▸ Work to do: Copy every line of the data that contains the string "Name".

▸ Collected data:
************

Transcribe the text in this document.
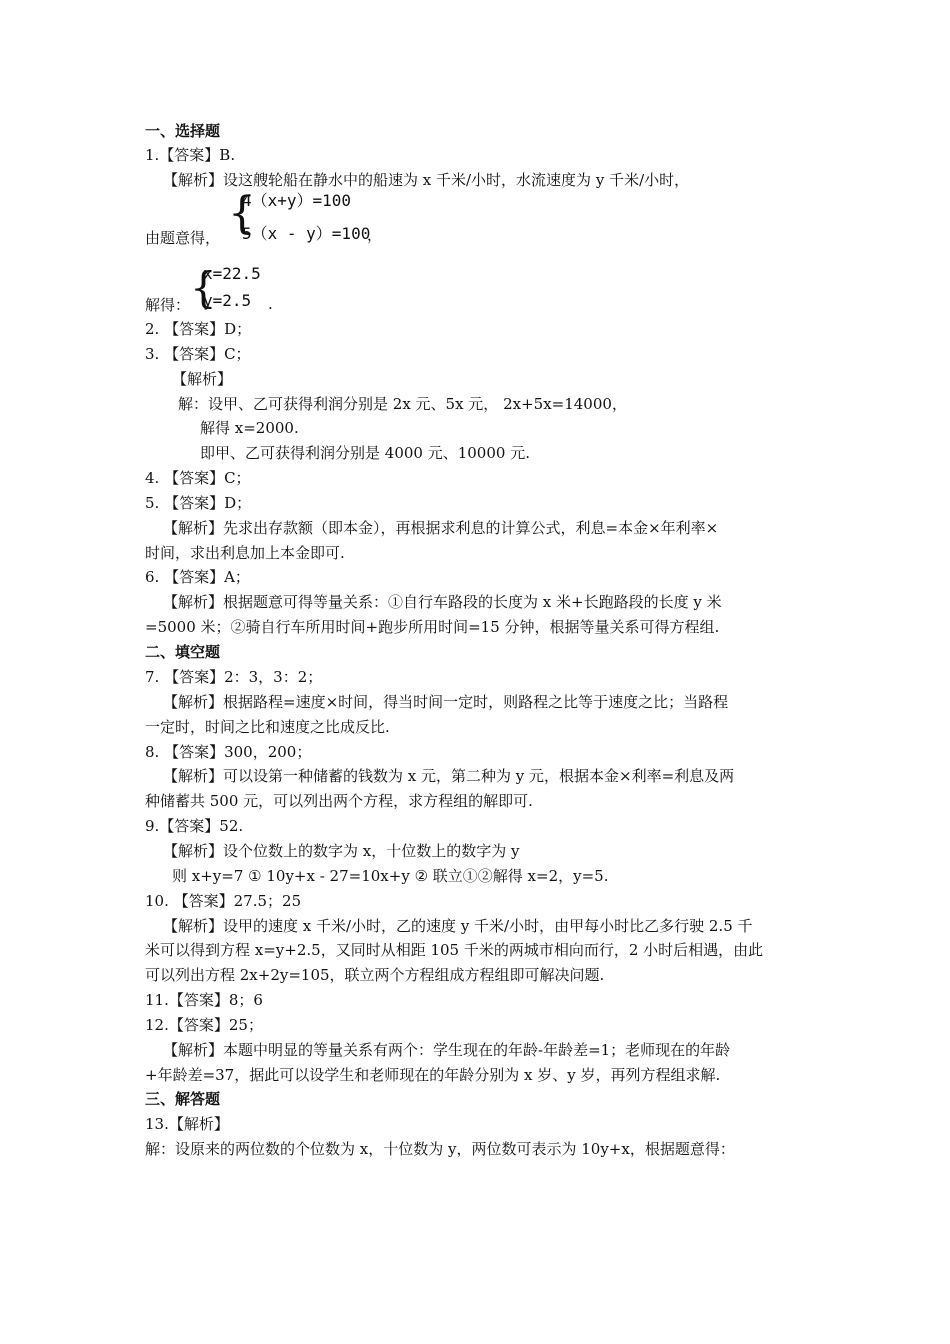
一、选择题
1.【答案】B.
【解析】设这艘轮船在静水中的船速为 x 千米/小时，水流速度为 y 千米/小时，
由题意得， {
4（x+y）=100
5（x - y）=100
，
解得： {
x=22.5
y=2.5 .
2. 【答案】D；
3. 【答案】C；
【解析】
解：设甲、乙可获得利润分别是 2x 元、5x 元， 2x+5x=14000，
解得 x=2000.
即甲、乙可获得利润分别是 4000 元、10000 元.
4. 【答案】C；
5. 【答案】D；
【解析】先求出存款额（即本金），再根据求利息的计算公式，利息=本金×年利率×
时间，求出利息加上本金即可.
6. 【答案】A；
【解析】根据题意可得等量关系：①自行车路段的长度为 x 米+长跑路段的长度 y 米
=5000 米；②骑自行车所用时间+跑步所用时间=15 分钟，根据等量关系可得方程组.
二、填空题
7. 【答案】2：3，3：2；
【解析】根据路程=速度×时间，得当时间一定时，则路程之比等于速度之比；当路程
一定时，时间之比和速度之比成反比.
8. 【答案】300，200；
【解析】可以设第一种储蓄的钱数为 x 元，第二种为 y 元，根据本金×利率=利息及两
种储蓄共 500 元，可以列出两个方程，求方程组的解即可.
9.【答案】52.
【解析】设个位数上的数字为 x，十位数上的数字为 y
则 x+y=7 ① 10y+x - 27=10x+y ② 联立①②解得 x=2，y=5.
10. 【答案】27.5；25
【解析】设甲的速度 x 千米/小时，乙的速度 y 千米/小时，由甲每小时比乙多行驶 2.5 千
米可以得到方程 x=y+2.5，又同时从相距 105 千米的两城市相向而行，2 小时后相遇，由此
可以列出方程 2x+2y=105，联立两个方程组成方程组即可解决问题.
11.【答案】8；6
12.【答案】25；
【解析】本题中明显的等量关系有两个：学生现在的年龄-年龄差=1；老师现在的年龄
+年龄差=37，据此可以设学生和老师现在的年龄分别为 x 岁、y 岁，再列方程组求解.
三、解答题
13.【解析】
解：设原来的两位数的个位数为 x，十位数为 y，两位数可表示为 10y+x，根据题意得：
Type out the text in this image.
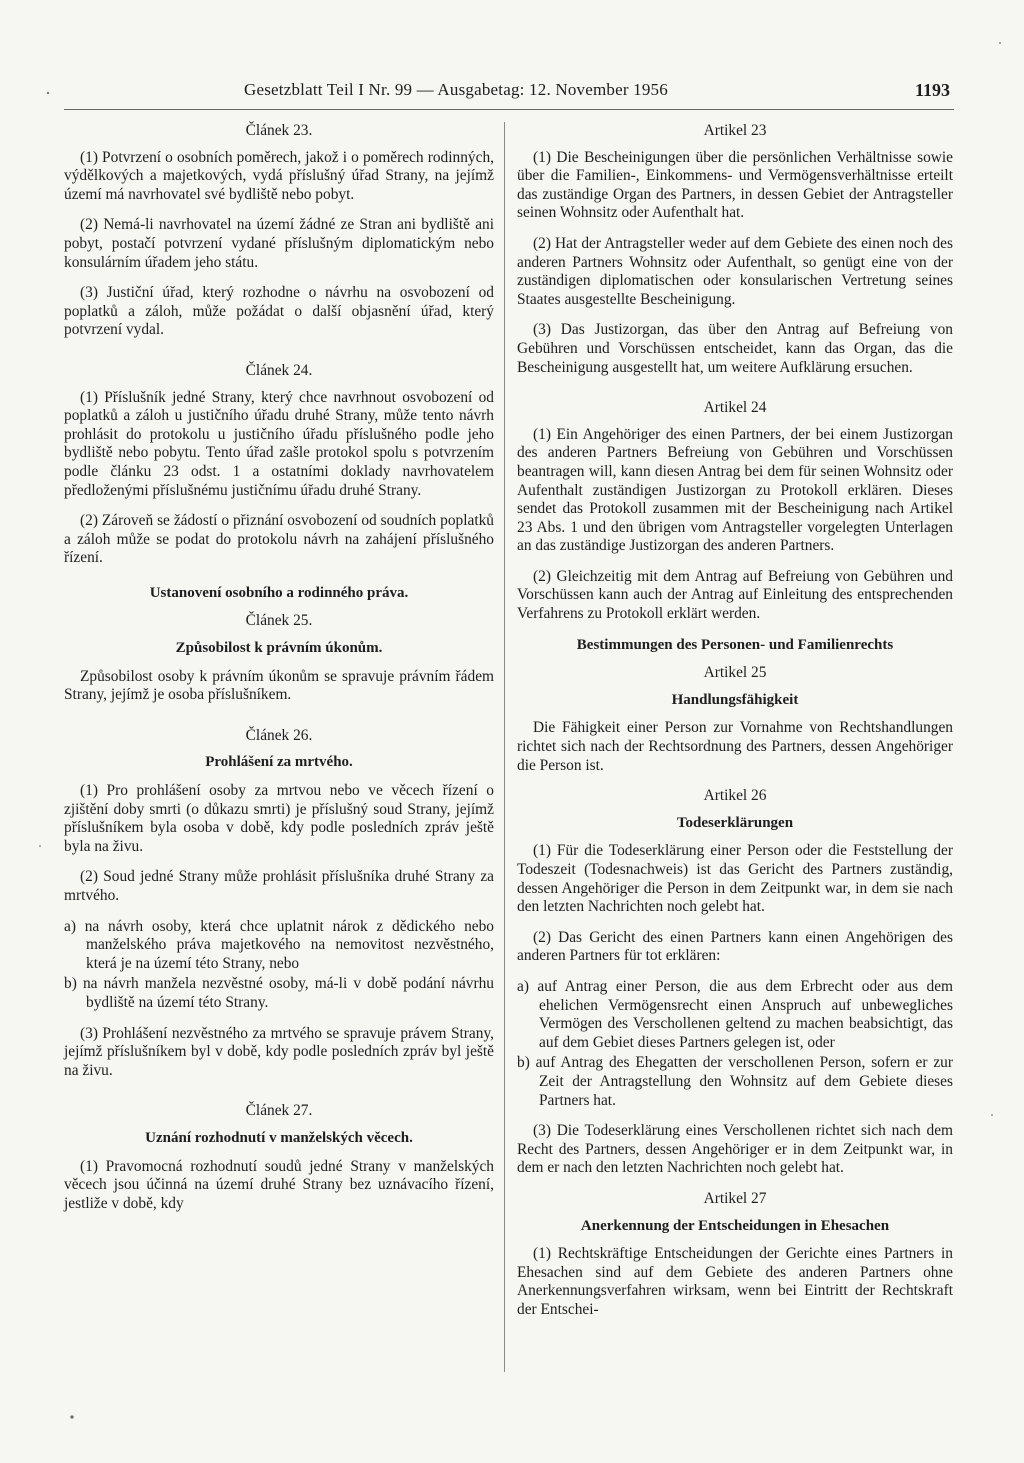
Gesetzblatt Teil I Nr. 99 — Ausgabetag: 12. November 1956	1193
Článek 23.

(1) Potvrzení o osobních poměrech, jakož i o poměrech rodinných, výdělkových a majetkových, vydá příslušný úřad Strany, na jejímž území má navrhovatel své bydliště nebo pobyt.

(2) Nemá-li navrhovatel na území žádné ze Stran ani bydliště ani pobyt, postačí potvrzení vydané příslušným diplomatickým nebo konsulárním úřadem jeho státu.

(3) Justiční úřad, který rozhodne o návrhu na osvobození od poplatků a záloh, může požádat o další objasnění úřad, který potvrzení vydal.

Článek 24.

(1) Příslušník jedné Strany, který chce navrhnout osvobození od poplatků a záloh u justičního úřadu druhé Strany, může tento návrh prohlásit do protokolu u justičního úřadu příslušného podle jeho bydliště nebo pobytu. Tento úřad zašle protokol spolu s potvrzením podle článku 23 odst. 1 a ostatními doklady navrhovatelem předloženými příslušnému justičnímu úřadu druhé Strany.

(2) Zároveň se žádostí o přiznání osvobození od soudních poplatků a záloh může se podat do protokolu návrh na zahájení příslušného řízení.

Ustanovení osobního a rodinného práva.
Článek 25.
Způsobilost k právním úkonům.

Způsobilost osoby k právním úkonům se spravuje právním řádem Strany, jejímž je osoba příslušníkem.

Článek 26.
Prohlášení za mrtvého.

(1) Pro prohlášení osoby za mrtvou nebo ve věcech řízení o zjištění doby smrti (o důkazu smrti) je příslušný soud Strany, jejímž příslušníkem byla osoba v době, kdy podle posledních zpráv ještě byla na živu.

(2) Soud jedné Strany může prohlásit příslušníka druhé Strany za mrtvého.

a) na návrh osoby, která chce uplatnit nárok z dědického nebo manželského práva majetkového na nemovitost nezvěstného, která je na území této Strany, nebo

b) na návrh manžela nezvěstné osoby, má-li v době podání návrhu bydliště na území této Strany.

(3) Prohlášení nezvěstného za mrtvého se spravuje právem Strany, jejímž příslušníkem byl v době, kdy podle posledních zpráv byl ještě na živu.

Článek 27.
Uznání rozhodnutí v manželských věcech.

(1) Pravomocná rozhodnutí soudů jedné Strany v manželských věcech jsou účinná na území druhé Strany bez uznávacího řízení, jestliže v době, kdy

Artikel 23

(1) Die Bescheinigungen über die persönlichen Verhältnisse sowie über die Familien-, Einkommens- und Vermögensverhältnisse erteilt das zuständige Organ des Partners, in dessen Gebiet der Antragsteller seinen Wohnsitz oder Aufenthalt hat.

(2) Hat der Antragsteller weder auf dem Gebiete des einen noch des anderen Partners Wohnsitz oder Aufenthalt, so genügt eine von der zuständigen diplomatischen oder konsularischen Vertretung seines Staates ausgestellte Bescheinigung.

(3) Das Justizorgan, das über den Antrag auf Befreiung von Gebühren und Vorschüssen entscheidet, kann das Organ, das die Bescheinigung ausgestellt hat, um weitere Aufklärung ersuchen.

Artikel 24

(1) Ein Angehöriger des einen Partners, der bei einem Justizorgan des anderen Partners Befreiung von Gebühren und Vorschüssen beantragen will, kann diesen Antrag bei dem für seinen Wohnsitz oder Aufenthalt zuständigen Justizorgan zu Protokoll erklären. Dieses sendet das Protokoll zusammen mit der Bescheinigung nach Artikel 23 Abs. 1 und den übrigen vom Antragsteller vorgelegten Unterlagen an das zuständige Justizorgan des anderen Partners.

(2) Gleichzeitig mit dem Antrag auf Befreiung von Gebühren und Vorschüssen kann auch der Antrag auf Einleitung des entsprechenden Verfahrens zu Protokoll erklärt werden.

Bestimmungen des Personen- und Familienrechts
Artikel 25
Handlungsfähigkeit

Die Fähigkeit einer Person zur Vornahme von Rechtshandlungen richtet sich nach der Rechtsordnung des Partners, dessen Angehöriger die Person ist.

Artikel 26
Todeserklärungen

(1) Für die Todeserklärung einer Person oder die Feststellung der Todeszeit (Todesnachweis) ist das Gericht des Partners zuständig, dessen Angehöriger die Person in dem Zeitpunkt war, in dem sie nach den letzten Nachrichten noch gelebt hat.

(2) Das Gericht des einen Partners kann einen Angehörigen des anderen Partners für tot erklären:

a) auf Antrag einer Person, die aus dem Erbrecht oder aus dem ehelichen Vermögensrecht einen Anspruch auf unbewegliches Vermögen des Verschollenen geltend zu machen beabsichtigt, das auf dem Gebiet dieses Partners gelegen ist, oder

b) auf Antrag des Ehegatten der verschollenen Person, sofern er zur Zeit der Antragstellung den Wohnsitz auf dem Gebiete dieses Partners hat.

(3) Die Todeserklärung eines Verschollenen richtet sich nach dem Recht des Partners, dessen Angehöriger er in dem Zeitpunkt war, in dem er nach den letzten Nachrichten noch gelebt hat.

Artikel 27
Anerkennung der Entscheidungen in Ehesachen

(1) Rechtskräftige Entscheidungen der Gerichte eines Partners in Ehesachen sind auf dem Gebiete des anderen Partners ohne Anerkennungsverfahren wirksam, wenn bei Eintritt der Rechtskraft der Entschei-
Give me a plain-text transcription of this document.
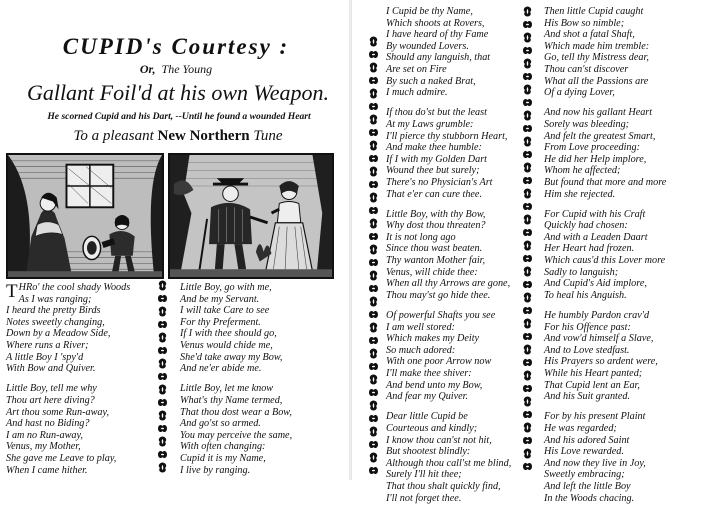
CUPID's Courtesy :
Or, The Young
Gallant Foil'd at his own Weapon.
He scorned Cupid and his Dart, --Until he found a wounded Heart
To a pleasant New Northern Tune
T HRo' the cool shady Woods
As I was ranging;
I heard the pretty Birds
Notes sweetly changing,
Down by a Meadow Side,
Where runs a River;
A little Boy I 'spy'd
With Bow and Quiver.
Little Boy, tell me why
Thou art here diving?
Art thou some Run-away,
And hast no Biding?
I am no Run-away,
Venus, my Mother,
She gave me Leave to play,
When I came hither.
Little Boy, go with me,
And be my Servant.
I will take Care to see
For thy Preferment.
If I with thee should go,
Venus would chide me,
She'd take away my Bow,
And ne'er abide me.
Little Boy, let me know
What's thy Name termed,
That thou dost wear a Bow,
And go'st so armed.
You may perceive the same,
With often changing:
Cupid it is my Name,
I live by ranging.
I Cupid be thy Name,
Which shoots at Rovers,
I have heard of thy Fame
By wounded Lovers.
Should any languish, that
Are set on Fire
By such a naked Brat,
I much admire.
If thou do'st but the least
At my Laws grumble:
I'll pierce thy stubborn Heart,
And make thee humble:
If I with my Golden Dart
Wound thee but surely;
There's no Physician's Art
That e'er can cure thee.
Little Boy, with thy Bow,
Why dost thou threaten?
It is not long ago
Since thou wast beaten.
Thy wanton Mother fair,
Venus, will chide thee:
When all thy Arrows are gone,
Thou may'st go hide thee.
Of powerful Shafts you see
I am well stored:
Which makes my Deity
So much adored:
With one poor Arrow now
I'll make thee shiver:
And bend unto my Bow,
And fear my Quiver.
Dear little Cupid be
Courteous and kindly;
I know thou can'st not hit,
But shootest blindly:
Although thou call'st me blind,
Surely I'll hit thee;
That thou shalt quickly find,
I'll not forget thee.
Then little Cupid caught
His Bow so nimble;
And shot a fatal Shaft,
Which made him tremble:
Go, tell thy Mistress dear,
Thou can'st discover
What all the Passions are
Of a dying Lover,
And now his gallant Heart
Sorely was bleeding;
And felt the greatest Smart,
From Love proceeding:
He did her Help implore,
Whom he affected;
But found that more and more
Him she rejected.
For Cupid with his Craft
Quickly had chosen:
And with a Leaden Daart
Her Heart had frozen.
Which caus'd this Lover more
Sadly to languish;
And Cupid's Aid implore,
To heal his Anguish.
He humbly Pardon crav'd
For his Offence past:
And vow'd himself a Slave,
And to Love stedfast.
His Prayers so ardent were,
While his Heart panted;
That Cupid lent an Ear,
And his Suit granted.
For by his present Plaint
He was regarded;
And his adored Saint
His Love rewarded.
And now they live in Joy,
Sweetly embracing;
And left the little Boy
In the Woods chacing.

************

▸ Result of this exercise:
What's thy Name termed,
Cupid it is my Name,
I Cupid be thy Name,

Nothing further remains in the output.